== Aim of the task ==
Convert the data, from its first line through the line containing "24, 680, 42]", into a JSON list of strings with one string per line, skipping any blank lines.

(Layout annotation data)
(begin)

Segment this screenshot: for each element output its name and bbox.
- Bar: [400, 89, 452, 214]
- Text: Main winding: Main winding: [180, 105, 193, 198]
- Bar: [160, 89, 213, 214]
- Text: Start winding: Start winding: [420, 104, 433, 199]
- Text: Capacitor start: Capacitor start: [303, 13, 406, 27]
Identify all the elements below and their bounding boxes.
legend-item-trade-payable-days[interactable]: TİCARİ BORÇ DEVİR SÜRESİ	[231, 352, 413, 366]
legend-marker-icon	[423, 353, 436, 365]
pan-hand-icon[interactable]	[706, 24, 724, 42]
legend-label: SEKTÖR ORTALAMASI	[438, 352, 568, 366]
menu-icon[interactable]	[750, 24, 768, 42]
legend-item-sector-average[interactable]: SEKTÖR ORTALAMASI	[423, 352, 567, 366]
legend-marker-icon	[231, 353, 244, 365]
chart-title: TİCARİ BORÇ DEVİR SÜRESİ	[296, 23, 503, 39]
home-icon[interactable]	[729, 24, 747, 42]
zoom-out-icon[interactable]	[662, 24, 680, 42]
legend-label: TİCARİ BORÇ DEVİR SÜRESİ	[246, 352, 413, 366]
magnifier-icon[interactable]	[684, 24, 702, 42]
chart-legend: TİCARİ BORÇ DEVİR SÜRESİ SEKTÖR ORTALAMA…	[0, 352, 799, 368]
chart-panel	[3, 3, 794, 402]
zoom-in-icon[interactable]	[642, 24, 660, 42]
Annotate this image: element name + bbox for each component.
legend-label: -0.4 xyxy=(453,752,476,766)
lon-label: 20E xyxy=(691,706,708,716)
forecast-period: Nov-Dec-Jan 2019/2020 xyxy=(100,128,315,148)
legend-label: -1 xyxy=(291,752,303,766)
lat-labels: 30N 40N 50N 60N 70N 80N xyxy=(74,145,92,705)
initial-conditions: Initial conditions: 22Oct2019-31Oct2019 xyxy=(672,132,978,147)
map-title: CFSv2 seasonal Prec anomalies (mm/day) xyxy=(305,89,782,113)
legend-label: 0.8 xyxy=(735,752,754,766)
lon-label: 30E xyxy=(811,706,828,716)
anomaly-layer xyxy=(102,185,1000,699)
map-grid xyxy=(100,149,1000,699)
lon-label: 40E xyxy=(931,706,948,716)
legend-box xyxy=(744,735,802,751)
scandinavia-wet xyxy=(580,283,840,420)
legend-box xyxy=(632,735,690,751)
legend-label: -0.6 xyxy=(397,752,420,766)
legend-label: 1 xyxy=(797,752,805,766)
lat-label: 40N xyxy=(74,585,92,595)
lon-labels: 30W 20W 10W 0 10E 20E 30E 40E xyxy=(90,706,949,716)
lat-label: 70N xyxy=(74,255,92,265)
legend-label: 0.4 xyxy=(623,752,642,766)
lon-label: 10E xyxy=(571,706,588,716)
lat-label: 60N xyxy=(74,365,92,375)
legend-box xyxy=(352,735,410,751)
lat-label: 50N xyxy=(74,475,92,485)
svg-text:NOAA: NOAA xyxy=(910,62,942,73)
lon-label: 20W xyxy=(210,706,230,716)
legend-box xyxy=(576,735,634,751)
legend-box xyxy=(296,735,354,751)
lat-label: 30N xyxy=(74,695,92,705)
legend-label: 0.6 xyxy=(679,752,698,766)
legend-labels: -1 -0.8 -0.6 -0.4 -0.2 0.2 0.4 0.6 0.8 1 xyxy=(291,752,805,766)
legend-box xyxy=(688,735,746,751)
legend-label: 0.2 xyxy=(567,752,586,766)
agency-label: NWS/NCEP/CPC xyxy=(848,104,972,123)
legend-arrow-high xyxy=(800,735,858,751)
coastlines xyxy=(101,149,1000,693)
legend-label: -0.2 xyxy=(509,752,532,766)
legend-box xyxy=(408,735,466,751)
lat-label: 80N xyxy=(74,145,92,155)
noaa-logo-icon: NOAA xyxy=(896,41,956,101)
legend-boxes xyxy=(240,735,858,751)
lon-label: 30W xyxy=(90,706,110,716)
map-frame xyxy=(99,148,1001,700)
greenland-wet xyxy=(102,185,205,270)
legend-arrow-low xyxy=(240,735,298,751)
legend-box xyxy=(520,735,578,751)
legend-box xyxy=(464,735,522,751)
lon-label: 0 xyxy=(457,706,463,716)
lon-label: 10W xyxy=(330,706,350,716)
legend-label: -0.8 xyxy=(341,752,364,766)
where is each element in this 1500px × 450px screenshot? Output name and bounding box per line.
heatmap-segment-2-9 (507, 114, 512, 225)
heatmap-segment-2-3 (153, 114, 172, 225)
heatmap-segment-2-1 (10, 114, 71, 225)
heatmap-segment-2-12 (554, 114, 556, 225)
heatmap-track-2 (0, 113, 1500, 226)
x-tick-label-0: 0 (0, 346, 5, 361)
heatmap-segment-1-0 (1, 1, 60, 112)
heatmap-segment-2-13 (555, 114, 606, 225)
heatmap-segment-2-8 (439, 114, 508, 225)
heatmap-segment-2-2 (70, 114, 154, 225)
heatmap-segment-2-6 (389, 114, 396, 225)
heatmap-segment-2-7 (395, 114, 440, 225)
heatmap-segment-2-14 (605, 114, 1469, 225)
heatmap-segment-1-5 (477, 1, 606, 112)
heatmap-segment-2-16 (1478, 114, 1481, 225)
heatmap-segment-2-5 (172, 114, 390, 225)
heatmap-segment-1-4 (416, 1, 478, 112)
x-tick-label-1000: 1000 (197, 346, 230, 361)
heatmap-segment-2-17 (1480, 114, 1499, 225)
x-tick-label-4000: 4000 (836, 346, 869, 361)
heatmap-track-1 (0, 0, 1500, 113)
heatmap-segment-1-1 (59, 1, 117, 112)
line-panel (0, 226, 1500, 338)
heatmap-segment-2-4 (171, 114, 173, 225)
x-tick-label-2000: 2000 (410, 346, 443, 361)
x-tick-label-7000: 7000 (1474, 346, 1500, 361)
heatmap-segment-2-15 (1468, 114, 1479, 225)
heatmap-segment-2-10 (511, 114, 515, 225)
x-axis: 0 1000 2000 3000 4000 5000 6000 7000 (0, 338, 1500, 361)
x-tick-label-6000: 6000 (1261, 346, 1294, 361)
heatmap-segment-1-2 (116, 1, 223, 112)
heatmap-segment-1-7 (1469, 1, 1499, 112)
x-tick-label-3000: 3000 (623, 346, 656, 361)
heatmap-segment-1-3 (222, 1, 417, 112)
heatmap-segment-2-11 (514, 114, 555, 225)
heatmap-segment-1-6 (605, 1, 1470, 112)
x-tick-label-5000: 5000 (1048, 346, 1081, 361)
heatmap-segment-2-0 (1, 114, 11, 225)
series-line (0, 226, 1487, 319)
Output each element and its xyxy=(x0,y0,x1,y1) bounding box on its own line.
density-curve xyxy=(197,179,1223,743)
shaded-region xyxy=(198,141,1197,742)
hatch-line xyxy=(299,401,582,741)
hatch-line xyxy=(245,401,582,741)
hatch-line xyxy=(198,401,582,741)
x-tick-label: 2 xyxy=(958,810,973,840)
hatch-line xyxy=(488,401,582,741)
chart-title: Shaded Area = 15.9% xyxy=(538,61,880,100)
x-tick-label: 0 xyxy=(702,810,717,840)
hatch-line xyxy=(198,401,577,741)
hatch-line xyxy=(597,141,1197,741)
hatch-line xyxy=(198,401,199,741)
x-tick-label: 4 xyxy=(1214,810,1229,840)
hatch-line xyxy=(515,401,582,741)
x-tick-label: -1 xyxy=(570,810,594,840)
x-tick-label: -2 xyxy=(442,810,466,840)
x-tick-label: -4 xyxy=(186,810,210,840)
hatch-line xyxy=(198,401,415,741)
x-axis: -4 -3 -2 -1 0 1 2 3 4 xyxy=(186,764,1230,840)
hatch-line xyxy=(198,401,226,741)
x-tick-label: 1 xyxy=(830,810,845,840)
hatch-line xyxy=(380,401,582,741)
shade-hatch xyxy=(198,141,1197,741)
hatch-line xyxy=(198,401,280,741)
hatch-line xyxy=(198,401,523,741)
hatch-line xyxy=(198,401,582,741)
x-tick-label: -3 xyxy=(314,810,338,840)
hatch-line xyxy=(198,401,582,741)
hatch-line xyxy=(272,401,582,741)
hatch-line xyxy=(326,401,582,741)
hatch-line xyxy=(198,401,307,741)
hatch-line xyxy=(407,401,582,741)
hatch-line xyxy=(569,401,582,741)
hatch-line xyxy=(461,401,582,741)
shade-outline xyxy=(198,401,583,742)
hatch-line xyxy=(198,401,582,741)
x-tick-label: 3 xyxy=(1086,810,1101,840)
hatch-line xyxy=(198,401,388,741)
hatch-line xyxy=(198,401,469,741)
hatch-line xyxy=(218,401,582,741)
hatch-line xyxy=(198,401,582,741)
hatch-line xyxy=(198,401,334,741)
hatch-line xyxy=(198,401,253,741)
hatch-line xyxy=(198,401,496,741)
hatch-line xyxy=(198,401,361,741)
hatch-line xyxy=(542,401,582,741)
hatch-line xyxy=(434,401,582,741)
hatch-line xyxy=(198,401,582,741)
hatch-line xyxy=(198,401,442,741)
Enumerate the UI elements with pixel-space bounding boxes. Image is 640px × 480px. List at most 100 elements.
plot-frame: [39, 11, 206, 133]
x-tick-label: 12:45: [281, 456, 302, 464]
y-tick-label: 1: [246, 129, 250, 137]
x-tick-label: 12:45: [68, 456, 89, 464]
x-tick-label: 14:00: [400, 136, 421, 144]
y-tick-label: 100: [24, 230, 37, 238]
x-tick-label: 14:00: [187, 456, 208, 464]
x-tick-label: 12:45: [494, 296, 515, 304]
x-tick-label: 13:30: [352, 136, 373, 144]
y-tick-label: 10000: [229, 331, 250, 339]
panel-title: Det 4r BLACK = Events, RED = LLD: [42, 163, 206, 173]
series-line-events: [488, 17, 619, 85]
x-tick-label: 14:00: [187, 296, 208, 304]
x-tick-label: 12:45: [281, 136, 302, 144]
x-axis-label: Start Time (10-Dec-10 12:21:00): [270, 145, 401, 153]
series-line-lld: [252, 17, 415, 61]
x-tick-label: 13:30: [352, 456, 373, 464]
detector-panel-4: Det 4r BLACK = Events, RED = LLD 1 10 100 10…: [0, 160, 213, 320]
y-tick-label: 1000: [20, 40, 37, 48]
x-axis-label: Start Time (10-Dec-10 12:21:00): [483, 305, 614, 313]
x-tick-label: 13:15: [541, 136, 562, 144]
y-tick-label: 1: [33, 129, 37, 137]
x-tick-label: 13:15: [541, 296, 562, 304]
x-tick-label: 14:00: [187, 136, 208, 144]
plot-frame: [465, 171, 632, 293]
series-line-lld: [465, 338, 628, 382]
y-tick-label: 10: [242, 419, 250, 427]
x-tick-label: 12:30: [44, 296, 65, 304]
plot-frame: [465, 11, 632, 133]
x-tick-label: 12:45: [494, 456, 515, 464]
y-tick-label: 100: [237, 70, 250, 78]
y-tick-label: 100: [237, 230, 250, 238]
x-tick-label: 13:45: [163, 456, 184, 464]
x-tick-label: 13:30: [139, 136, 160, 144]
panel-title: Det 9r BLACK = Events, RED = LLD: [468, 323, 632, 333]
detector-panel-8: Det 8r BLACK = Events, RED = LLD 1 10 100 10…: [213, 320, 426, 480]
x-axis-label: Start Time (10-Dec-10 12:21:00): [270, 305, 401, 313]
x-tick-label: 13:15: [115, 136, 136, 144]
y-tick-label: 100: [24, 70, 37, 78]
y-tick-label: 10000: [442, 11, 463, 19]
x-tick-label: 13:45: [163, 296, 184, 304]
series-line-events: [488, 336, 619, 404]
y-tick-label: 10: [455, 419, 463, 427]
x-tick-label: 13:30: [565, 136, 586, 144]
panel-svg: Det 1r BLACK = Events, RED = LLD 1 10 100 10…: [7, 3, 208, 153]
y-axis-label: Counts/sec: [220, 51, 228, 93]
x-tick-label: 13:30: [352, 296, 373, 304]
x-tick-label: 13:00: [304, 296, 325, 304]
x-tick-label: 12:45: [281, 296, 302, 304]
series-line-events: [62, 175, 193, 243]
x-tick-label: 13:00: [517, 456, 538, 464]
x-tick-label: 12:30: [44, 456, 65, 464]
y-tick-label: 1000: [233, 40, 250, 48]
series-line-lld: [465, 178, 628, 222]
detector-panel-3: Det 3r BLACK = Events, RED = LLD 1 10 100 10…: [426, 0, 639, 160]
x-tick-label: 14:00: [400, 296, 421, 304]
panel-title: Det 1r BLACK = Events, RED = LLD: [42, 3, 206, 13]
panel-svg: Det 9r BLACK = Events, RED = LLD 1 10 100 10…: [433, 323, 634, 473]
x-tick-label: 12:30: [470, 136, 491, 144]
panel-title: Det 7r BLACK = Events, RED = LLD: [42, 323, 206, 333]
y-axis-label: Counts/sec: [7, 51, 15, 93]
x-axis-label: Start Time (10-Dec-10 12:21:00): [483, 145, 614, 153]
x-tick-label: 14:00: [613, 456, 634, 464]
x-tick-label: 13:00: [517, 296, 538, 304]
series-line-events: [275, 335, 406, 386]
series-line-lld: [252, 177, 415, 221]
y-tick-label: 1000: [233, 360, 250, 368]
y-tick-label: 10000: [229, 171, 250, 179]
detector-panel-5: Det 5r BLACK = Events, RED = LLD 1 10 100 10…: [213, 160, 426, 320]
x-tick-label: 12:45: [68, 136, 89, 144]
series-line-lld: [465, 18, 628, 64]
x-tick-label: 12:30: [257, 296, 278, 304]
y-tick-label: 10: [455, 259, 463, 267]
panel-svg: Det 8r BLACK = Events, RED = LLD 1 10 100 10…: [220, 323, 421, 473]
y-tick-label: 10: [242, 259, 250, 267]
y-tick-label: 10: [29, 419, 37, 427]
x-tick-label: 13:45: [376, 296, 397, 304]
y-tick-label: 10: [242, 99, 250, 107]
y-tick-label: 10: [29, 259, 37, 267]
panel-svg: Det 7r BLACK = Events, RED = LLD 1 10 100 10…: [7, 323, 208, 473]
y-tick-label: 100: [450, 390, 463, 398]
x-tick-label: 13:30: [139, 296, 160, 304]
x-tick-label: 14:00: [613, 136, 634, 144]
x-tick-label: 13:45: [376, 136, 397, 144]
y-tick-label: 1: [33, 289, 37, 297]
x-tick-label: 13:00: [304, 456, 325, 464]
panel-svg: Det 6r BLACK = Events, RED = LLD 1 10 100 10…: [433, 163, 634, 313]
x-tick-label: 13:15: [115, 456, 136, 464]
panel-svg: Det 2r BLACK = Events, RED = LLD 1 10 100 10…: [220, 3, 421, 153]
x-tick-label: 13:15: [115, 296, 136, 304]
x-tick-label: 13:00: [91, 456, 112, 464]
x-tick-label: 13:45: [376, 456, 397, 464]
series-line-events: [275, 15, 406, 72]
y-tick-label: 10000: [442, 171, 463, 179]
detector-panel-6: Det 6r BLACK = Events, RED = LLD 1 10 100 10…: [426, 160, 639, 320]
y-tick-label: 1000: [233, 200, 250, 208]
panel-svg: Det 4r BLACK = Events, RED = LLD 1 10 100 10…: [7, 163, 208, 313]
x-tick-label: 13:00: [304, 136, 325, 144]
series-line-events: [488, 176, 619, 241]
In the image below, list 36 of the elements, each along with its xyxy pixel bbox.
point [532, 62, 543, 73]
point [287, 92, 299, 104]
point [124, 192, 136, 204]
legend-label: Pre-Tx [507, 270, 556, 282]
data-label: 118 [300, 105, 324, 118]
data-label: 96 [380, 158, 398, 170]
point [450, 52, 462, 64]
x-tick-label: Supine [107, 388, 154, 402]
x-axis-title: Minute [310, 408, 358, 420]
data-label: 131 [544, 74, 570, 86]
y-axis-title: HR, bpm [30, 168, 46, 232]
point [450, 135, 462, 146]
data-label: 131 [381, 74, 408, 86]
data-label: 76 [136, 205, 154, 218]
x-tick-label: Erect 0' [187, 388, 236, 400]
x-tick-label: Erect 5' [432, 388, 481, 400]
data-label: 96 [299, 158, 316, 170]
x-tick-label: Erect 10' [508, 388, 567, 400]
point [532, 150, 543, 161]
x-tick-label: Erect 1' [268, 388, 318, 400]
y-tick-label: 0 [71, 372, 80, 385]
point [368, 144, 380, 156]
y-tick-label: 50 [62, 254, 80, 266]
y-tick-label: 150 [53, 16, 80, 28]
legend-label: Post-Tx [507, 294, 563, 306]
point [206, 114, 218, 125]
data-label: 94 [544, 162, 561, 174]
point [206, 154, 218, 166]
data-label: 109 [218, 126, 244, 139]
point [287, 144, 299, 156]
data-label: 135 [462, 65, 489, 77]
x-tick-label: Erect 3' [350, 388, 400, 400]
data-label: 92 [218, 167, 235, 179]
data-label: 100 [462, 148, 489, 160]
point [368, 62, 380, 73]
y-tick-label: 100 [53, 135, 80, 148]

(end)

== Answer to this exercise ==
[
  "Segment this screenshot: for each element output its name and bbox.",
  "- Bar: [400, 89, 452, 214]",
  "- Text: Main winding: Main winding: [180, 105, 193, 198]",
  "- Bar: [160, 89, 213, 214]",
  "- Text: Start winding: Start winding: [420, 104, 433, 199]",
  "- Text: Capacitor start: Capacitor start: [303, 13, 406, 27]",
  "Identify all the elements below and their bounding boxes.",
  "legend-item-trade-payable-days[interactable]: TİCARİ BORÇ DEVİR SÜRESİ\t[231, 352, 413, 366]",
  "legend-marker-icon\t[423, 353, 436, 365]",
  "pan-hand-icon[interactable]\t[706, 24, 724, 42]",
  "legend-label: SEKTÖR ORTALAMASI\t[438, 352, 568, 366]",
  "menu-icon[interactable]\t[750, 24, 768, 42]",
  "legend-item-sector-average[interactable]: SEKTÖR ORTALAMASI\t[423, 352, 567, 366]",
  "legend-marker-icon\t[231, 353, 244, 365]",
  "chart-title: TİCARİ BORÇ DEVİR SÜRESİ\t[296, 23, 503, 39]",
  "home-icon[interactable]\t[729, 24, 747, 42]",
  "zoom-out-icon[interactable]\t[662, 24, 680, 42]"
]